Material shown:
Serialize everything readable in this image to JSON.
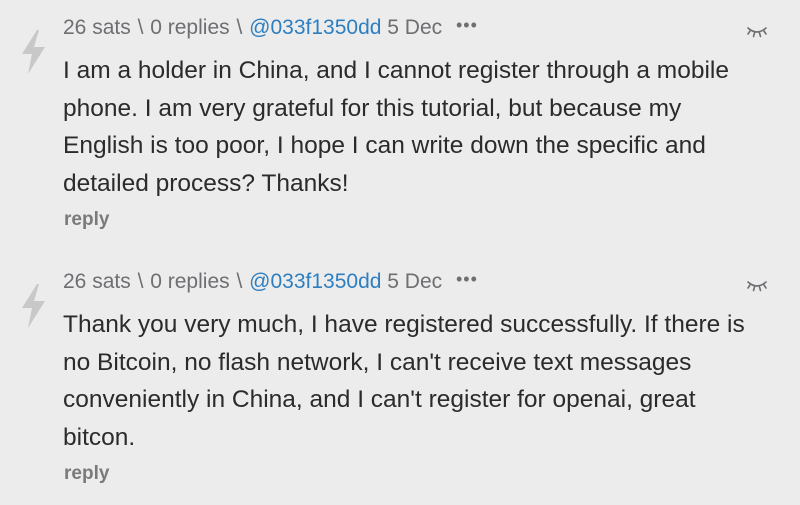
{
  "comments": [
    {
      "sats": "26 sats",
      "sep1": "\\",
      "replies": "0 replies",
      "sep2": "\\",
      "user": "@033f1350dd",
      "date": "5 Dec",
      "dots": "•••",
      "text": "I am a holder in China, and I cannot register through a mobile phone. I am very grateful for this tutorial, but because my English is too poor, I hope I can write down the specific and detailed process? Thanks!",
      "reply_label": "reply"
    },
    {
      "sats": "26 sats",
      "sep1": "\\",
      "replies": "0 replies",
      "sep2": "\\",
      "user": "@033f1350dd",
      "date": "5 Dec",
      "dots": "•••",
      "text": "Thank you very much, I have registered successfully. If there is no Bitcoin, no flash network, I can't receive text messages conveniently in China, and I can't register for openai, great bitcon.",
      "reply_label": "reply"
    }
  ],
  "icons": {
    "zap": "lightning-bolt-icon",
    "collapse": "collapse-eye-icon"
  },
  "colors": {
    "background": "#ececec",
    "link": "#2d7fc1",
    "meta": "#6e6e73",
    "text": "#2b2b2b",
    "bolt": "#c8c8c8"
  }
}
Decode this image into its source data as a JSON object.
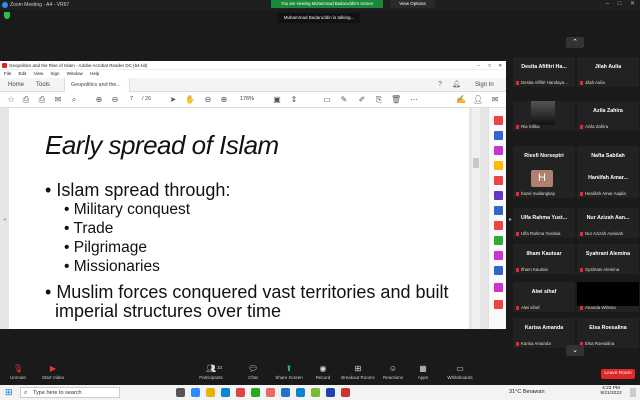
{
  "zoom": {
    "title": "Zoom Meeting - A4 - VR67",
    "share_banner": "You are viewing Muhammad Badaruddin's screen",
    "view_options": "View Options",
    "talking": "Muhammad Badaruddin is talking..."
  },
  "acrobat": {
    "title": "Geopolitics and the Rise of Islam - Adobe Acrobat Reader DC (64-bit)",
    "menu": [
      "File",
      "Edit",
      "View",
      "Sign",
      "Window",
      "Help"
    ],
    "tabs": [
      "Home",
      "Tools"
    ],
    "doc_tab": "Geopolitics and the...",
    "sign_in": "Sign In",
    "page_current": "7",
    "page_total": "/ 26",
    "zoom": "176%"
  },
  "slide": {
    "title": "Early spread of Islam",
    "bullets": [
      {
        "text": "Islam spread through:",
        "level": 1
      },
      {
        "text": "Military conquest",
        "level": 2
      },
      {
        "text": "Trade",
        "level": 2
      },
      {
        "text": "Pilgrimage",
        "level": 2
      },
      {
        "text": "Missionaries",
        "level": 2
      },
      {
        "text": "Muslim forces conquered vast territories and built",
        "level": 1
      },
      {
        "text": "imperial structures over time",
        "level": 0
      }
    ]
  },
  "participants": [
    {
      "name": "Destia Afifitri Ha...",
      "sub": "Destia Afifitri Handaya..."
    },
    {
      "name": "Jilah Aulia",
      "sub": "Jilah Aulia"
    },
    {
      "name": "",
      "sub": "Ria Sifika"
    },
    {
      "name": "Azila Zahira",
      "sub": "Azila Zahira"
    },
    {
      "name": "Riesfi Norseptri",
      "sub": "Riesfi Norseptri"
    },
    {
      "name": "Nafta Sabilah",
      "sub": "Nafta Sabilah"
    },
    {
      "name": "H",
      "sub": "hazel mailangkay"
    },
    {
      "name": "Haniifah Amar...",
      "sub": "Haniifah Amar Aaqila"
    },
    {
      "name": "Ulfa Rahma Yust...",
      "sub": "Ulfa Rahma Yustisia"
    },
    {
      "name": "Nur Azizah Aan...",
      "sub": "Nur Azizah Aanisah"
    },
    {
      "name": "Ilham Kautsar",
      "sub": "Ilham Kautsar"
    },
    {
      "name": "Syahrani Alemina",
      "sub": "Syahrani Alemina"
    },
    {
      "name": "Alwi sihaf",
      "sub": "Alwi sihaf"
    },
    {
      "name": "",
      "sub": "Ananda Wilsma"
    },
    {
      "name": "Karisa Amanda",
      "sub": "Karisa Amanda"
    },
    {
      "name": "Elsa Roesalina",
      "sub": "Elsa Roesalina"
    }
  ],
  "toolbar": {
    "unmute": "Unmute",
    "start_video": "Start Video",
    "participants": "Participants",
    "participants_count": "33",
    "chat": "Chat",
    "share_screen": "Share Screen",
    "record": "Record",
    "breakout": "Breakout Rooms",
    "reactions": "Reactions",
    "apps": "Apps",
    "whiteboards": "Whiteboards",
    "leave": "Leave Room"
  },
  "taskbar": {
    "search_placeholder": "Type here to search",
    "weather": "31°C  Berawan",
    "time": "4:23 PM",
    "date": "9/21/2022"
  },
  "colors": {
    "zoom_green": "#1a8a3a",
    "leave_red": "#e02828",
    "acrobat_red": "#d9261c",
    "muted_red": "#e22233"
  }
}
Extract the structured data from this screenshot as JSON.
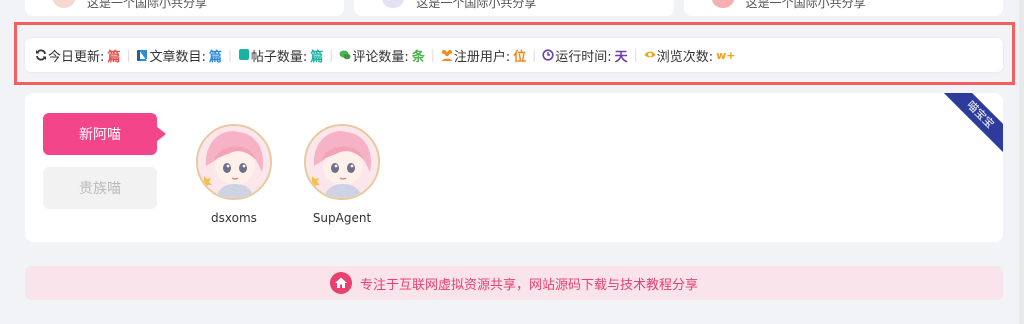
{
  "top_cards": {
    "items": [
      "这是一个国际小共分享",
      "这是一个国际小共分享",
      "这是一个国际小共分享"
    ]
  },
  "stats": [
    {
      "label": "今日更新:",
      "value": "篇",
      "color": "#e94e4e",
      "icon": "refresh-icon"
    },
    {
      "label": "文章数目:",
      "value": "篇",
      "color": "#2f8bd9",
      "icon": "book-icon"
    },
    {
      "label": "帖子数量:",
      "value": "篇",
      "color": "#1ab3a3",
      "icon": "note-icon"
    },
    {
      "label": "评论数量:",
      "value": "条",
      "color": "#48b34a",
      "icon": "chat-icon"
    },
    {
      "label": "注册用户:",
      "value": "位",
      "color": "#f08a1f",
      "icon": "users-icon"
    },
    {
      "label": "运行时间:",
      "value": "天",
      "color": "#6a3fb3",
      "icon": "clock-icon"
    },
    {
      "label": "浏览次数:",
      "value": "w+",
      "color": "#f0a21f",
      "icon": "eye-icon"
    }
  ],
  "tabs": {
    "new": "新阿喵",
    "noble": "贵族喵"
  },
  "users": [
    {
      "name": "dsxoms"
    },
    {
      "name": "SupAgent"
    }
  ],
  "ribbon": "喵宝宝",
  "footer": {
    "text": "专注于互联网虚拟资源共享，网站源码下载与技术教程分享"
  }
}
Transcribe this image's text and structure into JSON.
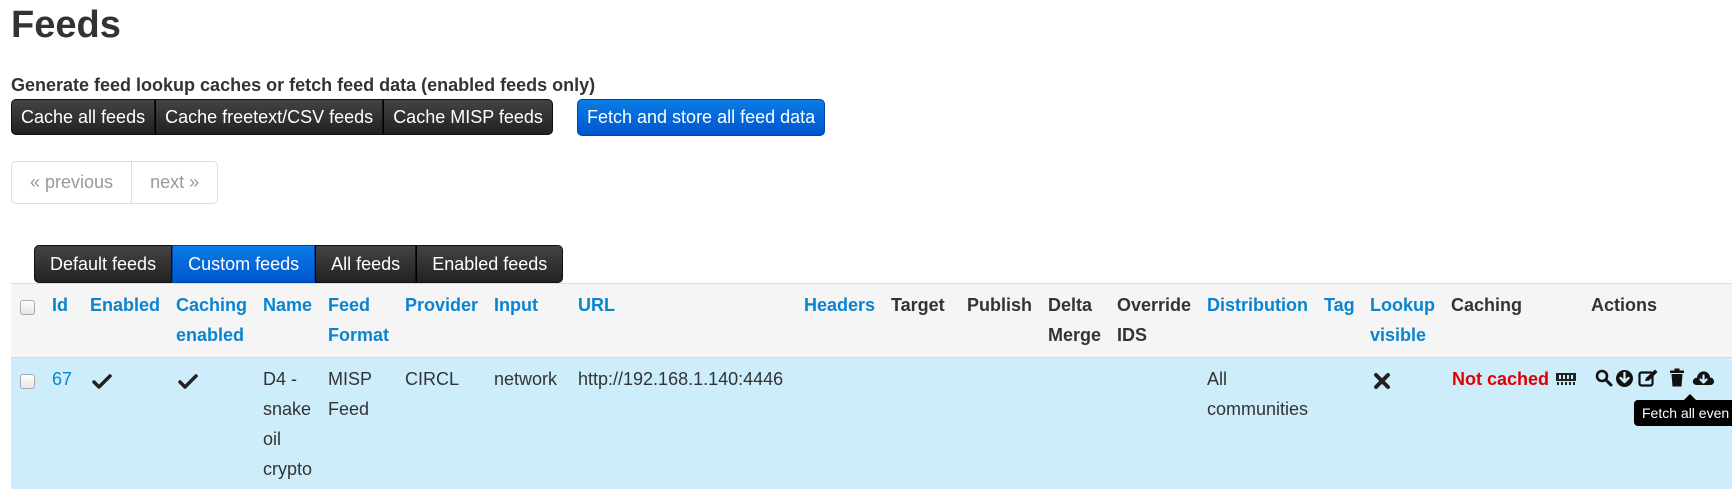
{
  "page_title": "Feeds",
  "subheading": "Generate feed lookup caches or fetch feed data (enabled feeds only)",
  "cache_buttons": [
    "Cache all feeds",
    "Cache freetext/CSV feeds",
    "Cache MISP feeds"
  ],
  "fetch_all_button": "Fetch and store all feed data",
  "pagination": {
    "previous": "« previous",
    "next": "next »"
  },
  "filter_tabs": [
    {
      "label": "Default feeds",
      "active": false
    },
    {
      "label": "Custom feeds",
      "active": true
    },
    {
      "label": "All feeds",
      "active": false
    },
    {
      "label": "Enabled feeds",
      "active": false
    }
  ],
  "table": {
    "headers": {
      "id": "Id",
      "enabled": "Enabled",
      "caching_enabled": [
        "Caching",
        "enabled"
      ],
      "name": "Name",
      "feed_format": [
        "Feed",
        "Format"
      ],
      "provider": "Provider",
      "input": "Input",
      "url": "URL",
      "headers": "Headers",
      "target": "Target",
      "publish": "Publish",
      "delta_merge": [
        "Delta",
        "Merge"
      ],
      "override_ids": [
        "Override",
        "IDS"
      ],
      "distribution": "Distribution",
      "tag": "Tag",
      "lookup_visible": [
        "Lookup",
        "visible"
      ],
      "caching": "Caching",
      "actions": "Actions"
    },
    "rows": [
      {
        "id": "67",
        "name": [
          "D4 -",
          "snake",
          "oil",
          "crypto"
        ],
        "feed_format": [
          "MISP",
          "Feed"
        ],
        "provider": "CIRCL",
        "input": "network",
        "url": "http://192.168.1.140:4446",
        "distribution": [
          "All",
          "communities"
        ],
        "caching": "Not cached"
      }
    ]
  },
  "tooltip": "Fetch all even",
  "colors": {
    "link": "#0a84d0",
    "primary": "#0055cc",
    "row_highlight": "#cdedfb",
    "not_cached": "#e00000"
  },
  "icons": [
    "check-icon",
    "check-icon",
    "cross-icon",
    "memory-icon",
    "search-icon",
    "download-circle-icon",
    "edit-icon",
    "trash-icon",
    "cloud-download-icon"
  ]
}
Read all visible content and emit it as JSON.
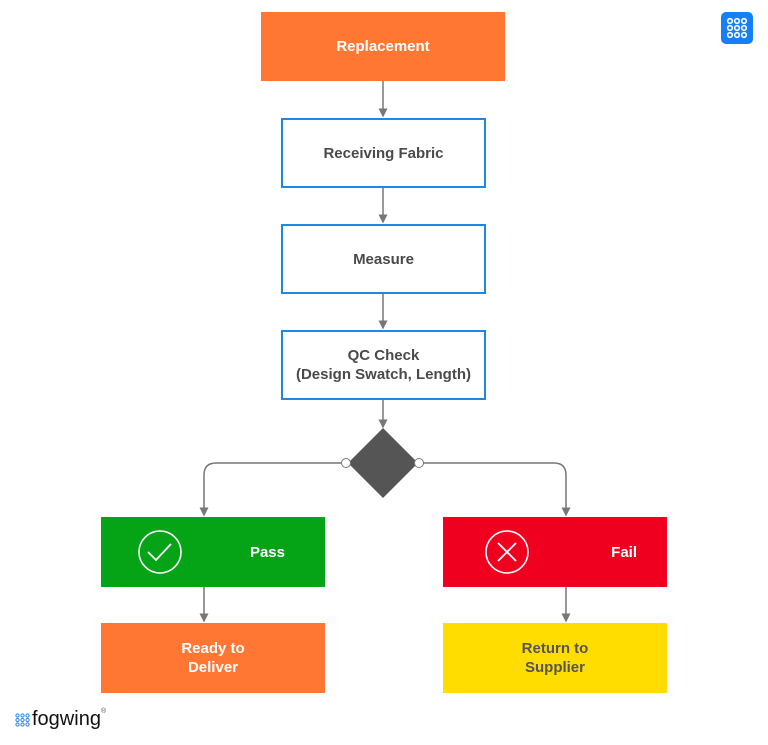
{
  "nodes": {
    "replacement": "Replacement",
    "receiving": "Receiving Fabric",
    "measure": "Measure",
    "qc_line1": "QC Check",
    "qc_line2": "(Design Swatch, Length)",
    "pass": "Pass",
    "fail": "Fail",
    "ready_line1": "Ready to",
    "ready_line2": "Deliver",
    "return_line1": "Return to",
    "return_line2": "Supplier"
  },
  "logo": "fogwing",
  "icons": {
    "pass": "check-circle-icon",
    "fail": "x-circle-icon",
    "app": "grid-dots-icon"
  },
  "colors": {
    "orange": "#FF7733",
    "blue": "#1E88E5",
    "green": "#04A416",
    "red": "#F0001E",
    "yellow": "#FFDD00",
    "diamond": "#555555"
  }
}
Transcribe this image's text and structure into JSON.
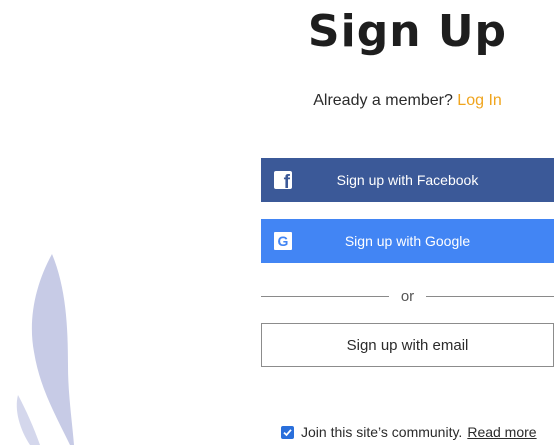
{
  "title": "Sign Up",
  "member_prompt": {
    "text": "Already a member?",
    "login_link": "Log In"
  },
  "social": {
    "facebook_label": "Sign up with Facebook",
    "facebook_icon": "facebook-icon",
    "google_label": "Sign up with Google",
    "google_icon": "google-icon"
  },
  "divider_text": "or",
  "email_button_label": "Sign up with email",
  "community": {
    "checked": true,
    "label": "Join this site’s community.",
    "read_more": "Read more"
  },
  "colors": {
    "facebook": "#3b5998",
    "google": "#4285f4",
    "login_link": "#f0a51e",
    "background_shape": "#c7cbe6"
  }
}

Problem details: Lines containing the word "Nafta" are to be counted in the listing; state their number alone.

Response: 2